* start *

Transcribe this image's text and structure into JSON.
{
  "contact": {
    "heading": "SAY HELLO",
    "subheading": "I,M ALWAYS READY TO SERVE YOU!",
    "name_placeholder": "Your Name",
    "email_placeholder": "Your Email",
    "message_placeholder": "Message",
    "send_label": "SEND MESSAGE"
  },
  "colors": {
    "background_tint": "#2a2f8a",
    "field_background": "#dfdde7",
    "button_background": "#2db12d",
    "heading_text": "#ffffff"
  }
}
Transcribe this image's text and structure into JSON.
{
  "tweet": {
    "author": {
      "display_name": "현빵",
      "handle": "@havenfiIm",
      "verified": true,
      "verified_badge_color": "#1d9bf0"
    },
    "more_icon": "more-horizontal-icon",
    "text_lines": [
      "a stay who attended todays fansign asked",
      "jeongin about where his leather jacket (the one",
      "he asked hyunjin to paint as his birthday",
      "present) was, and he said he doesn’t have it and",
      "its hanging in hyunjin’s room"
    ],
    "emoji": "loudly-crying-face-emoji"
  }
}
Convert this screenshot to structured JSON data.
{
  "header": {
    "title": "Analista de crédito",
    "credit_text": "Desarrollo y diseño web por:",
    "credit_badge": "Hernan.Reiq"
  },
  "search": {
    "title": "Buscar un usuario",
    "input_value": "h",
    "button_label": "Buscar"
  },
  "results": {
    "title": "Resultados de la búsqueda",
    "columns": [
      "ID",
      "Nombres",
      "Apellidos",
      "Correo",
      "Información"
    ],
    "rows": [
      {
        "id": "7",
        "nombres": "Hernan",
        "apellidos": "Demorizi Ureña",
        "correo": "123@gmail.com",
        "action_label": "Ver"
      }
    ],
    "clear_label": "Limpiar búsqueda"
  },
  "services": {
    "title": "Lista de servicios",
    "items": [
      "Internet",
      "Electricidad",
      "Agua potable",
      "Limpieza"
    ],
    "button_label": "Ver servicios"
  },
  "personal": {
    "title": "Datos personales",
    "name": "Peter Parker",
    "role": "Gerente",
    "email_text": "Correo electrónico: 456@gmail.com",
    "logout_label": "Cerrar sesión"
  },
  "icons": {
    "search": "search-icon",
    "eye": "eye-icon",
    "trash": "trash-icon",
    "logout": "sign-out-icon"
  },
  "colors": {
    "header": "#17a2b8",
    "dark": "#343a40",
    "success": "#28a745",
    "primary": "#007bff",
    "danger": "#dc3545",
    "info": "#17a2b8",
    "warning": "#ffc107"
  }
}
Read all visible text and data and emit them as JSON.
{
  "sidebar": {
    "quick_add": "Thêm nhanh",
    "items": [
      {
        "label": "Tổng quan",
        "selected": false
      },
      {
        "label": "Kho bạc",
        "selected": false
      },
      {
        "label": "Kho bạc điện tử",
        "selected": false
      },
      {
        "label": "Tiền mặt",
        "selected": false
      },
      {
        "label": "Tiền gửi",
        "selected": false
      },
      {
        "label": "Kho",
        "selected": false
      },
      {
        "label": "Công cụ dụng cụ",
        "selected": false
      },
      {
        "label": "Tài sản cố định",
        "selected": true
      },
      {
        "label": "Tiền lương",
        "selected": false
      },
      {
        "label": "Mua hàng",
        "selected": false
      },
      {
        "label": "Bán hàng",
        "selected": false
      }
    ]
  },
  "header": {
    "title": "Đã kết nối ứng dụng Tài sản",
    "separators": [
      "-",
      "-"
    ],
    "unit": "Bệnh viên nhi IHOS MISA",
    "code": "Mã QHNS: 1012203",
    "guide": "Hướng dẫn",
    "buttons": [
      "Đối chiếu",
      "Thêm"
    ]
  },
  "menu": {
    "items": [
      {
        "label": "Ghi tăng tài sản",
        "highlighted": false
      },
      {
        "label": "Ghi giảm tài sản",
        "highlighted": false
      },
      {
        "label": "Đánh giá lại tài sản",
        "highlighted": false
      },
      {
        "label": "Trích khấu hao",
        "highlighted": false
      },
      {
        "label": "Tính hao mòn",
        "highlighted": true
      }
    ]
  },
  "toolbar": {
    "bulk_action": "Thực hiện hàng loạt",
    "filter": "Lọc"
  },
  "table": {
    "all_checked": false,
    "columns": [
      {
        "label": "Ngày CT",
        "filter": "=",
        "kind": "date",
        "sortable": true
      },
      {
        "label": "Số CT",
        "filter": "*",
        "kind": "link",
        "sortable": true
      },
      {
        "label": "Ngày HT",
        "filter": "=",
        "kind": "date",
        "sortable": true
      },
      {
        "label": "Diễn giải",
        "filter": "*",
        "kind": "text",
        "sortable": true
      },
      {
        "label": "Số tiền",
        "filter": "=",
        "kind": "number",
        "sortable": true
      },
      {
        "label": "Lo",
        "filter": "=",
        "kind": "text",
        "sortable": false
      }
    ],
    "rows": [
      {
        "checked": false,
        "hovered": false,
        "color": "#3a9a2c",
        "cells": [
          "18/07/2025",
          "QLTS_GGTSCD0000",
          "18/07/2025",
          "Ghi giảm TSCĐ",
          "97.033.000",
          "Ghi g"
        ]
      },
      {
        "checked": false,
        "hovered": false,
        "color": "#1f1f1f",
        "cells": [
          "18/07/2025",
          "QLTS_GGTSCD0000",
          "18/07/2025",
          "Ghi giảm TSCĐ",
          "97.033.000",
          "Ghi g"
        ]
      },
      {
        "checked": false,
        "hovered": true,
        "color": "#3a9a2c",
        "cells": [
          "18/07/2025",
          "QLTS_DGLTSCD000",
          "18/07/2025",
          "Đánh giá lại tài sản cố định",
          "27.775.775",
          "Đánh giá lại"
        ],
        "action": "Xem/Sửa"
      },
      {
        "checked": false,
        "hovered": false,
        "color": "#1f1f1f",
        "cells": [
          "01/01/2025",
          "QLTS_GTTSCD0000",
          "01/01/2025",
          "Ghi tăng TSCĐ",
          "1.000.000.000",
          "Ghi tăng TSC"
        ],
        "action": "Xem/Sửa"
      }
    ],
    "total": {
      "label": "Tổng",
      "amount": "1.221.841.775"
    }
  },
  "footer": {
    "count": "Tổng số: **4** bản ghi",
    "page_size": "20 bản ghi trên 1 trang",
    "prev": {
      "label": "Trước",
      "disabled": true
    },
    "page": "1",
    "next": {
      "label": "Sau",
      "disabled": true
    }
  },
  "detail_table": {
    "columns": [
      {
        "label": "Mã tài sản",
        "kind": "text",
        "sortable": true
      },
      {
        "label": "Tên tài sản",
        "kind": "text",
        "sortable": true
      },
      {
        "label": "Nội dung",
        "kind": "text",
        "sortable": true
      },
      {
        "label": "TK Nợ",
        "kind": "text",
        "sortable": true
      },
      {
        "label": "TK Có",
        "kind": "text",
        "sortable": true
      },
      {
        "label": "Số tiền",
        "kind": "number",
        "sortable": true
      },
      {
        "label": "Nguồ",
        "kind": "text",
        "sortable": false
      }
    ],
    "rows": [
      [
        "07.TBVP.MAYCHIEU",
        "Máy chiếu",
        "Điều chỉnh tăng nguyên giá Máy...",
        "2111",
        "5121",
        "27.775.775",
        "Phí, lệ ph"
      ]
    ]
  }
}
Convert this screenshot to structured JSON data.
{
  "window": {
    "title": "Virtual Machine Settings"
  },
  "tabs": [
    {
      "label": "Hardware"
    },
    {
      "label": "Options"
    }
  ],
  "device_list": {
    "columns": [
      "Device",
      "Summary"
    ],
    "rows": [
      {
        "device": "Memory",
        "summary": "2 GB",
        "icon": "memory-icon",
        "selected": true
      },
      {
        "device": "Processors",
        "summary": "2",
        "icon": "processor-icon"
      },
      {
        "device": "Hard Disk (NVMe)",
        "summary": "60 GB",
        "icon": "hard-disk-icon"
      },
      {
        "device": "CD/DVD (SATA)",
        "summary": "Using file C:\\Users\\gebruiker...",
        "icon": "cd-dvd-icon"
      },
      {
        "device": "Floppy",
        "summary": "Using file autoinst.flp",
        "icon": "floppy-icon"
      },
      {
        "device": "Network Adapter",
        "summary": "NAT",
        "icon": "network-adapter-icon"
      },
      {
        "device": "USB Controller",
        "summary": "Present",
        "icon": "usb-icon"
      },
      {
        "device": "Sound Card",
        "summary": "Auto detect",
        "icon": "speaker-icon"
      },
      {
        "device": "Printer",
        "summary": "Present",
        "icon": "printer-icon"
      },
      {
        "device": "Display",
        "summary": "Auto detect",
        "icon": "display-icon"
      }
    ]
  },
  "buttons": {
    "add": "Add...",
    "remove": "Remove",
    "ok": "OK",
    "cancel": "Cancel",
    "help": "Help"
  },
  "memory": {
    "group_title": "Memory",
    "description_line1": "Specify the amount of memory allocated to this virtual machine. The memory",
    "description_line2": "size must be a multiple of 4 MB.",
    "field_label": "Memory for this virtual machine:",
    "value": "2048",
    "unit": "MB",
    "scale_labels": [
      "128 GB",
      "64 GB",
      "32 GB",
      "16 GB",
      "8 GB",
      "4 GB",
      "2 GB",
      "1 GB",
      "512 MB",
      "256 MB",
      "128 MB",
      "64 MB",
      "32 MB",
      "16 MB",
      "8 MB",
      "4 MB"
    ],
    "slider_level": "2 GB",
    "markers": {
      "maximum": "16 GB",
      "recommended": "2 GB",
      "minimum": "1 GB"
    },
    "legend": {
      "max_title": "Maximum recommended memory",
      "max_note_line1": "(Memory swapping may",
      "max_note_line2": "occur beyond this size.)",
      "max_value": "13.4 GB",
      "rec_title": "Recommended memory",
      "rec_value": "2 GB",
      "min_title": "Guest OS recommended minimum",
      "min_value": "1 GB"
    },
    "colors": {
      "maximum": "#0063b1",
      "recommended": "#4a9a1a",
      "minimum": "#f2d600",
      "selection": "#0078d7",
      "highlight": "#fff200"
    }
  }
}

* end *

* **DIRECTION**
The answer is the number of lines in the preceding material that hold "amount"; write that number and nothing else.

* **FINISHED EXERCISE**
2